# Directions:
Output all of the entries below precisely as written.

# Supplied material:
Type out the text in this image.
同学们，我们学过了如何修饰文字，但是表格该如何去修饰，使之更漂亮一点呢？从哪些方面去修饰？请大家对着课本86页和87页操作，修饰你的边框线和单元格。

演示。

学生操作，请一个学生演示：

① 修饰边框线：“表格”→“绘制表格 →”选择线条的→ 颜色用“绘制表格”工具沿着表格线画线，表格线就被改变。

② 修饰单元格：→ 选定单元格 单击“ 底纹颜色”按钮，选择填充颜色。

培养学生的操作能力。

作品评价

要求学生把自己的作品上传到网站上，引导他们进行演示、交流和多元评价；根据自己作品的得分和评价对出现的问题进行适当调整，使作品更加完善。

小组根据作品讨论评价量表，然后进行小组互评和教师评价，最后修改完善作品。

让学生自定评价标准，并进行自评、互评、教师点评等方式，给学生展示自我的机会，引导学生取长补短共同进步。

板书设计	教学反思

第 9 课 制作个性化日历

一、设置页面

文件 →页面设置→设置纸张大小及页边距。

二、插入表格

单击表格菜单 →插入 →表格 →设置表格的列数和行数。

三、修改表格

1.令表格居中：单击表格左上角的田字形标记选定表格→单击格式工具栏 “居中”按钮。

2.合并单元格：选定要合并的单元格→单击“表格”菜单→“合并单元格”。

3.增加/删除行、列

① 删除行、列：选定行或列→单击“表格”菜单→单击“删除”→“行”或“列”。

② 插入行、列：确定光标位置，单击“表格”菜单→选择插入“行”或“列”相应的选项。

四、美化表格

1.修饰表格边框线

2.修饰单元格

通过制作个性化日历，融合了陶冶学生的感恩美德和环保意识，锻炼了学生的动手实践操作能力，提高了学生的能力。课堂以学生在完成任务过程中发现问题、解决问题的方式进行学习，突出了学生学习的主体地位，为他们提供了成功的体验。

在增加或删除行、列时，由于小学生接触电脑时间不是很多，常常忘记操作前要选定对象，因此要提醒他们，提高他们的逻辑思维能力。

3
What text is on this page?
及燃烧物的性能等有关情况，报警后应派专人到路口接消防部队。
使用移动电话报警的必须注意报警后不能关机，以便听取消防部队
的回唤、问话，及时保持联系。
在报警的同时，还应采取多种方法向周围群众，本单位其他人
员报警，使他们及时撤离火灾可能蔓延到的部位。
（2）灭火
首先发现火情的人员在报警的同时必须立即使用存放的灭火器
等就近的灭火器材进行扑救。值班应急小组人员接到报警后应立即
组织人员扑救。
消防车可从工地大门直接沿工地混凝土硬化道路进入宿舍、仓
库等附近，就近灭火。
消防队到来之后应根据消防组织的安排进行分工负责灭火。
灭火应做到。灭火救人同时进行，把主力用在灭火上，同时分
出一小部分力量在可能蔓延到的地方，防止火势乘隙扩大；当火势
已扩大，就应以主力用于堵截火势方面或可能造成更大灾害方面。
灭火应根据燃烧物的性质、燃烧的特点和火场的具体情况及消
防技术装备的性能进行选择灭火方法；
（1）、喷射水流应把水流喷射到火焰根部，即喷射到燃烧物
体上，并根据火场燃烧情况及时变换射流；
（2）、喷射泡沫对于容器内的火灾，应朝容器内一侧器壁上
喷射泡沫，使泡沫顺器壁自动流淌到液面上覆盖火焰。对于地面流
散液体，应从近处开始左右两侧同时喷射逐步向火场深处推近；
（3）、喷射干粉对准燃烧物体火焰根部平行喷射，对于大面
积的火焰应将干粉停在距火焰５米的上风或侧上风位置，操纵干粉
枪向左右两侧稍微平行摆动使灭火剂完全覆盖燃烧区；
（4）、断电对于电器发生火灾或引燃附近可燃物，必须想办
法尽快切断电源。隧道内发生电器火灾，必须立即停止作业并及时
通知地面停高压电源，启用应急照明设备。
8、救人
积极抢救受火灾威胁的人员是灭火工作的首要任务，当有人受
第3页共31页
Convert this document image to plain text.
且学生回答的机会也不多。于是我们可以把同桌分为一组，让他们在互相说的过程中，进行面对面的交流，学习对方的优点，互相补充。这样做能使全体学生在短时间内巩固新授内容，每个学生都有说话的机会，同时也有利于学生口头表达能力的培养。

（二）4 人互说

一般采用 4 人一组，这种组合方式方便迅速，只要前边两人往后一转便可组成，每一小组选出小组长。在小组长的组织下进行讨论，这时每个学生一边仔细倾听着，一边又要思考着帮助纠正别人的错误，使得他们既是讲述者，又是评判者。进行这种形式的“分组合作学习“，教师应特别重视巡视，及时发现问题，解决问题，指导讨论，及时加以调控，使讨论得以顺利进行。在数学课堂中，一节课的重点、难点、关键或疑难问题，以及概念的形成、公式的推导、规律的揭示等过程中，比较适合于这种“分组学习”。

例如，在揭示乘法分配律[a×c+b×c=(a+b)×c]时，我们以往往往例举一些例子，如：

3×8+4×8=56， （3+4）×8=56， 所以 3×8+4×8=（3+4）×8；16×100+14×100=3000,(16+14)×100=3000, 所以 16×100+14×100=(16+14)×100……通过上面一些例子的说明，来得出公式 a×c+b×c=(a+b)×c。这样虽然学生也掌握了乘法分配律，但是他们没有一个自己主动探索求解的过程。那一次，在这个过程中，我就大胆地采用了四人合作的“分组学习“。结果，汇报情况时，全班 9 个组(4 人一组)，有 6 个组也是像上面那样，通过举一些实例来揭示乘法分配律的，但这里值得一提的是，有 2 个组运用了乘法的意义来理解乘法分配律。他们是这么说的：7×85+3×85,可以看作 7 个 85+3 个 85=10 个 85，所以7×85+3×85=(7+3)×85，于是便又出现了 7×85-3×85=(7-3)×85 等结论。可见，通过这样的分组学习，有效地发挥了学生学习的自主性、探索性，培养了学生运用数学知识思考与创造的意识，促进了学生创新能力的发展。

# Exercise result:
Type out the text in this image.
同学们，我们学过了如何修饰文字，但是表格该如何去修饰，使之更漂亮一点呢？从哪些方面去修饰？请大家对着课本86页和87页操作，修饰你的边框线和单元格。

演示。

学生操作，请一个学生演示：

① 修饰边框线：“表格”→“绘制表格 →”选择线条的→ 颜色用“绘制表格”工具沿着表格线画线，表格线就被改变。

② 修饰单元格：→ 选定单元格 单击“ 底纹颜色”按钮，选择填充颜色。

培养学生的操作能力。

作品评价

要求学生把自己的作品上传到网站上，引导他们进行演示、交流和多元评价；根据自己作品的得分和评价对出现的问题进行适当调整，使作品更加完善。

小组根据作品讨论评价量表，然后进行小组互评和教师评价，最后修改完善作品。

让学生自定评价标准，并进行自评、互评、教师点评等方式，给学生展示自我的机会，引导学生取长补短共同进步。

板书设计	教学反思

第 9 课 制作个性化日历

一、设置页面

文件 →页面设置→设置纸张大小及页边距。

二、插入表格

单击表格菜单 →插入 →表格 →设置表格的列数和行数。

三、修改表格

1.令表格居中：单击表格左上角的田字形标记选定表格→单击格式工具栏 “居中”按钮。

2.合并单元格：选定要合并的单元格→单击“表格”菜单→“合并单元格”。

3.增加/删除行、列

① 删除行、列：选定行或列→单击“表格”菜单→单击“删除”→“行”或“列”。

② 插入行、列：确定光标位置，单击“表格”菜单→选择插入“行”或“列”相应的选项。

四、美化表格

1.修饰表格边框线

2.修饰单元格

通过制作个性化日历，融合了陶冶学生的感恩美德和环保意识，锻炼了学生的动手实践操作能力，提高了学生的能力。课堂以学生在完成任务过程中发现问题、解决问题的方式进行学习，突出了学生学习的主体地位，为他们提供了成功的体验。

在增加或删除行、列时，由于小学生接触电脑时间不是很多，常常忘记操作前要选定对象，因此要提醒他们，提高他们的逻辑思维能力。

3
What text is on this page?
及燃烧物的性能等有关情况，报警后应派专人到路口接消防部队。
使用移动电话报警的必须注意报警后不能关机，以便听取消防部队
的回唤、问话，及时保持联系。
在报警的同时，还应采取多种方法向周围群众，本单位其他人
员报警，使他们及时撤离火灾可能蔓延到的部位。
（2）灭火
首先发现火情的人员在报警的同时必须立即使用存放的灭火器
等就近的灭火器材进行扑救。值班应急小组人员接到报警后应立即
组织人员扑救。
消防车可从工地大门直接沿工地混凝土硬化道路进入宿舍、仓
库等附近，就近灭火。
消防队到来之后应根据消防组织的安排进行分工负责灭火。
灭火应做到。灭火救人同时进行，把主力用在灭火上，同时分
出一小部分力量在可能蔓延到的地方，防止火势乘隙扩大；当火势
已扩大，就应以主力用于堵截火势方面或可能造成更大灾害方面。
灭火应根据燃烧物的性质、燃烧的特点和火场的具体情况及消
防技术装备的性能进行选择灭火方法；
（1）、喷射水流应把水流喷射到火焰根部，即喷射到燃烧物
体上，并根据火场燃烧情况及时变换射流；
（2）、喷射泡沫对于容器内的火灾，应朝容器内一侧器壁上
喷射泡沫，使泡沫顺器壁自动流淌到液面上覆盖火焰。对于地面流
散液体，应从近处开始左右两侧同时喷射逐步向火场深处推近；
（3）、喷射干粉对准燃烧物体火焰根部平行喷射，对于大面
积的火焰应将干粉停在距火焰５米的上风或侧上风位置，操纵干粉
枪向左右两侧稍微平行摆动使灭火剂完全覆盖燃烧区；
（4）、断电对于电器发生火灾或引燃附近可燃物，必须想办
法尽快切断电源。隧道内发生电器火灾，必须立即停止作业并及时
通知地面停高压电源，启用应急照明设备。
8、救人
积极抢救受火灾威胁的人员是灭火工作的首要任务，当有人受
第3页共31页
Convert this document image to plain text.
且学生回答的机会也不多。于是我们可以把同桌分为一组，让他们在互相说的过程中，进行面对面的交流，学习对方的优点，互相补充。这样做能使全体学生在短时间内巩固新授内容，每个学生都有说话的机会，同时也有利于学生口头表达能力的培养。

（二）4 人互说

一般采用 4 人一组，这种组合方式方便迅速，只要前边两人往后一转便可组成，每一小组选出小组长。在小组长的组织下进行讨论，这时每个学生一边仔细倾听着，一边又要思考着帮助纠正别人的错误，使得他们既是讲述者，又是评判者。进行这种形式的“分组合作学习“，教师应特别重视巡视，及时发现问题，解决问题，指导讨论，及时加以调控，使讨论得以顺利进行。在数学课堂中，一节课的重点、难点、关键或疑难问题，以及概念的形成、公式的推导、规律的揭示等过程中，比较适合于这种“分组学习”。

例如，在揭示乘法分配律[a×c+b×c=(a+b)×c]时，我们以往往往例举一些例子，如：

3×8+4×8=56， （3+4）×8=56， 所以 3×8+4×8=（3+4）×8；16×100+14×100=3000,(16+14)×100=3000, 所以 16×100+14×100=(16+14)×100……通过上面一些例子的说明，来得出公式 a×c+b×c=(a+b)×c。这样虽然学生也掌握了乘法分配律，但是他们没有一个自己主动探索求解的过程。那一次，在这个过程中，我就大胆地采用了四人合作的“分组学习“。结果，汇报情况时，全班 9 个组(4 人一组)，有 6 个组也是像上面那样，通过举一些实例来揭示乘法分配律的，但这里值得一提的是，有 2 个组运用了乘法的意义来理解乘法分配律。他们是这么说的：7×85+3×85,可以看作 7 个 85+3 个 85=10 个 85，所以7×85+3×85=(7+3)×85，于是便又出现了 7×85-3×85=(7-3)×85 等结论。可见，通过这样的分组学习，有效地发挥了学生学习的自主性、探索性，培养了学生运用数学知识思考与创造的意识，促进了学生创新能力的发展。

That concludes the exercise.